__WHAT YOU WILL DO__: From the entries that follow, gather each line holding the word "Between".
+--
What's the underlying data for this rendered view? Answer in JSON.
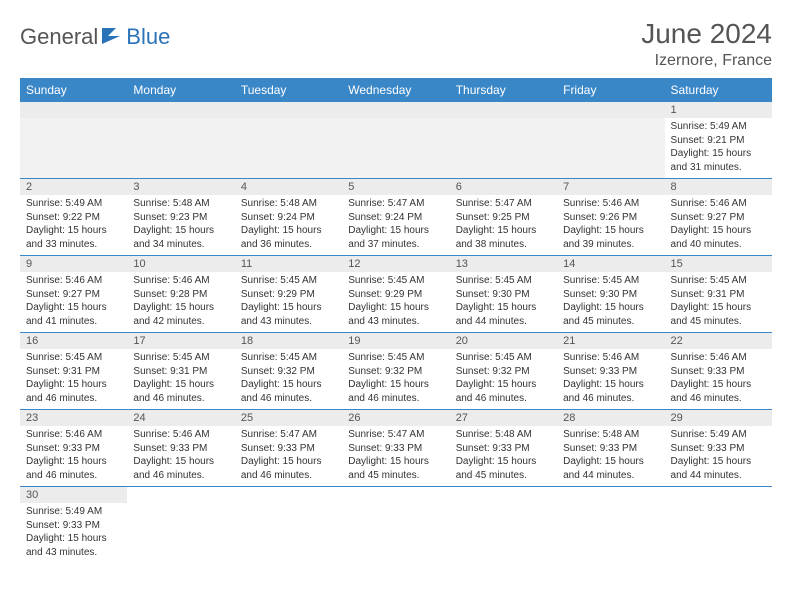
{
  "logo": {
    "part1": "General",
    "part2": "Blue"
  },
  "title": "June 2024",
  "location": "Izernore, France",
  "colors": {
    "header_bg": "#3a87c8",
    "header_fg": "#ffffff",
    "daynum_bg": "#ececec",
    "cell_border": "#3a87c8",
    "logo_gray": "#555555",
    "logo_blue": "#2a73b8"
  },
  "day_headers": [
    "Sunday",
    "Monday",
    "Tuesday",
    "Wednesday",
    "Thursday",
    "Friday",
    "Saturday"
  ],
  "weeks": [
    [
      null,
      null,
      null,
      null,
      null,
      null,
      {
        "n": "1",
        "sr": "Sunrise: 5:49 AM",
        "ss": "Sunset: 9:21 PM",
        "d1": "Daylight: 15 hours",
        "d2": "and 31 minutes."
      }
    ],
    [
      {
        "n": "2",
        "sr": "Sunrise: 5:49 AM",
        "ss": "Sunset: 9:22 PM",
        "d1": "Daylight: 15 hours",
        "d2": "and 33 minutes."
      },
      {
        "n": "3",
        "sr": "Sunrise: 5:48 AM",
        "ss": "Sunset: 9:23 PM",
        "d1": "Daylight: 15 hours",
        "d2": "and 34 minutes."
      },
      {
        "n": "4",
        "sr": "Sunrise: 5:48 AM",
        "ss": "Sunset: 9:24 PM",
        "d1": "Daylight: 15 hours",
        "d2": "and 36 minutes."
      },
      {
        "n": "5",
        "sr": "Sunrise: 5:47 AM",
        "ss": "Sunset: 9:24 PM",
        "d1": "Daylight: 15 hours",
        "d2": "and 37 minutes."
      },
      {
        "n": "6",
        "sr": "Sunrise: 5:47 AM",
        "ss": "Sunset: 9:25 PM",
        "d1": "Daylight: 15 hours",
        "d2": "and 38 minutes."
      },
      {
        "n": "7",
        "sr": "Sunrise: 5:46 AM",
        "ss": "Sunset: 9:26 PM",
        "d1": "Daylight: 15 hours",
        "d2": "and 39 minutes."
      },
      {
        "n": "8",
        "sr": "Sunrise: 5:46 AM",
        "ss": "Sunset: 9:27 PM",
        "d1": "Daylight: 15 hours",
        "d2": "and 40 minutes."
      }
    ],
    [
      {
        "n": "9",
        "sr": "Sunrise: 5:46 AM",
        "ss": "Sunset: 9:27 PM",
        "d1": "Daylight: 15 hours",
        "d2": "and 41 minutes."
      },
      {
        "n": "10",
        "sr": "Sunrise: 5:46 AM",
        "ss": "Sunset: 9:28 PM",
        "d1": "Daylight: 15 hours",
        "d2": "and 42 minutes."
      },
      {
        "n": "11",
        "sr": "Sunrise: 5:45 AM",
        "ss": "Sunset: 9:29 PM",
        "d1": "Daylight: 15 hours",
        "d2": "and 43 minutes."
      },
      {
        "n": "12",
        "sr": "Sunrise: 5:45 AM",
        "ss": "Sunset: 9:29 PM",
        "d1": "Daylight: 15 hours",
        "d2": "and 43 minutes."
      },
      {
        "n": "13",
        "sr": "Sunrise: 5:45 AM",
        "ss": "Sunset: 9:30 PM",
        "d1": "Daylight: 15 hours",
        "d2": "and 44 minutes."
      },
      {
        "n": "14",
        "sr": "Sunrise: 5:45 AM",
        "ss": "Sunset: 9:30 PM",
        "d1": "Daylight: 15 hours",
        "d2": "and 45 minutes."
      },
      {
        "n": "15",
        "sr": "Sunrise: 5:45 AM",
        "ss": "Sunset: 9:31 PM",
        "d1": "Daylight: 15 hours",
        "d2": "and 45 minutes."
      }
    ],
    [
      {
        "n": "16",
        "sr": "Sunrise: 5:45 AM",
        "ss": "Sunset: 9:31 PM",
        "d1": "Daylight: 15 hours",
        "d2": "and 46 minutes."
      },
      {
        "n": "17",
        "sr": "Sunrise: 5:45 AM",
        "ss": "Sunset: 9:31 PM",
        "d1": "Daylight: 15 hours",
        "d2": "and 46 minutes."
      },
      {
        "n": "18",
        "sr": "Sunrise: 5:45 AM",
        "ss": "Sunset: 9:32 PM",
        "d1": "Daylight: 15 hours",
        "d2": "and 46 minutes."
      },
      {
        "n": "19",
        "sr": "Sunrise: 5:45 AM",
        "ss": "Sunset: 9:32 PM",
        "d1": "Daylight: 15 hours",
        "d2": "and 46 minutes."
      },
      {
        "n": "20",
        "sr": "Sunrise: 5:45 AM",
        "ss": "Sunset: 9:32 PM",
        "d1": "Daylight: 15 hours",
        "d2": "and 46 minutes."
      },
      {
        "n": "21",
        "sr": "Sunrise: 5:46 AM",
        "ss": "Sunset: 9:33 PM",
        "d1": "Daylight: 15 hours",
        "d2": "and 46 minutes."
      },
      {
        "n": "22",
        "sr": "Sunrise: 5:46 AM",
        "ss": "Sunset: 9:33 PM",
        "d1": "Daylight: 15 hours",
        "d2": "and 46 minutes."
      }
    ],
    [
      {
        "n": "23",
        "sr": "Sunrise: 5:46 AM",
        "ss": "Sunset: 9:33 PM",
        "d1": "Daylight: 15 hours",
        "d2": "and 46 minutes."
      },
      {
        "n": "24",
        "sr": "Sunrise: 5:46 AM",
        "ss": "Sunset: 9:33 PM",
        "d1": "Daylight: 15 hours",
        "d2": "and 46 minutes."
      },
      {
        "n": "25",
        "sr": "Sunrise: 5:47 AM",
        "ss": "Sunset: 9:33 PM",
        "d1": "Daylight: 15 hours",
        "d2": "and 46 minutes."
      },
      {
        "n": "26",
        "sr": "Sunrise: 5:47 AM",
        "ss": "Sunset: 9:33 PM",
        "d1": "Daylight: 15 hours",
        "d2": "and 45 minutes."
      },
      {
        "n": "27",
        "sr": "Sunrise: 5:48 AM",
        "ss": "Sunset: 9:33 PM",
        "d1": "Daylight: 15 hours",
        "d2": "and 45 minutes."
      },
      {
        "n": "28",
        "sr": "Sunrise: 5:48 AM",
        "ss": "Sunset: 9:33 PM",
        "d1": "Daylight: 15 hours",
        "d2": "and 44 minutes."
      },
      {
        "n": "29",
        "sr": "Sunrise: 5:49 AM",
        "ss": "Sunset: 9:33 PM",
        "d1": "Daylight: 15 hours",
        "d2": "and 44 minutes."
      }
    ],
    [
      {
        "n": "30",
        "sr": "Sunrise: 5:49 AM",
        "ss": "Sunset: 9:33 PM",
        "d1": "Daylight: 15 hours",
        "d2": "and 43 minutes."
      },
      null,
      null,
      null,
      null,
      null,
      null
    ]
  ]
}
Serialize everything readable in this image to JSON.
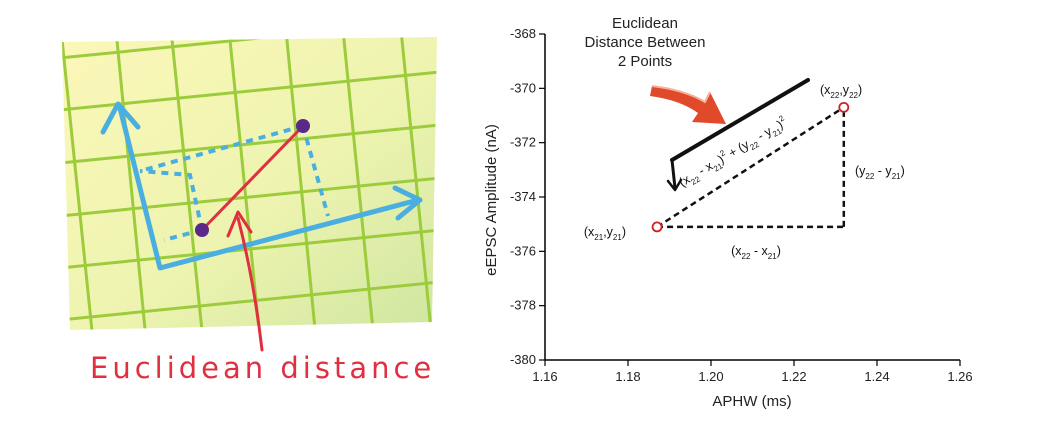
{
  "left_illustration": {
    "caption": "Euclidean distance",
    "colors": {
      "grid_line": "#9ccc3c",
      "axis": "#4aaee0",
      "distance_line": "#e03040",
      "point": "#5a2a8a",
      "caption": "#e03040",
      "paper_light": "#fbf7b8",
      "paper_dark": "#cfe6a0"
    }
  },
  "chart_data": {
    "type": "scatter",
    "title": "Euclidean Distance Between 2 Points",
    "title_lines": [
      "Euclidean",
      "Distance Between",
      "2 Points"
    ],
    "xlabel": "APHW (ms)",
    "ylabel": "eEPSC Amplitude (nA)",
    "xlim": [
      1.16,
      1.26
    ],
    "ylim": [
      -380,
      -368
    ],
    "x_ticks": [
      1.16,
      1.18,
      1.2,
      1.22,
      1.24,
      1.26
    ],
    "x_tick_labels": [
      "1.16",
      "1.18",
      "1.20",
      "1.22",
      "1.24",
      "1.26"
    ],
    "y_ticks": [
      -368,
      -370,
      -372,
      -374,
      -376,
      -378,
      -380
    ],
    "y_tick_labels": [
      "-368",
      "-370",
      "-372",
      "-374",
      "-376",
      "-378",
      "-380"
    ],
    "points": [
      {
        "x": 1.187,
        "y": -375.1,
        "label": "(x21,y21)"
      },
      {
        "x": 1.232,
        "y": -370.7,
        "label": "(x22,y22)"
      }
    ],
    "annotations": {
      "dx": "(x22 - x21)",
      "dy": "(y22 - y21)",
      "formula": "(x22 - x21)² + (y22 - y21)²"
    },
    "colors": {
      "point": "#d02020",
      "arrow": "#e04a2a",
      "line": "#111111"
    }
  }
}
+--
__ANSWER FOR THIS EXERCISE__:
    "title": "Euclidean Distance Between 2 Points",
      "Distance Between",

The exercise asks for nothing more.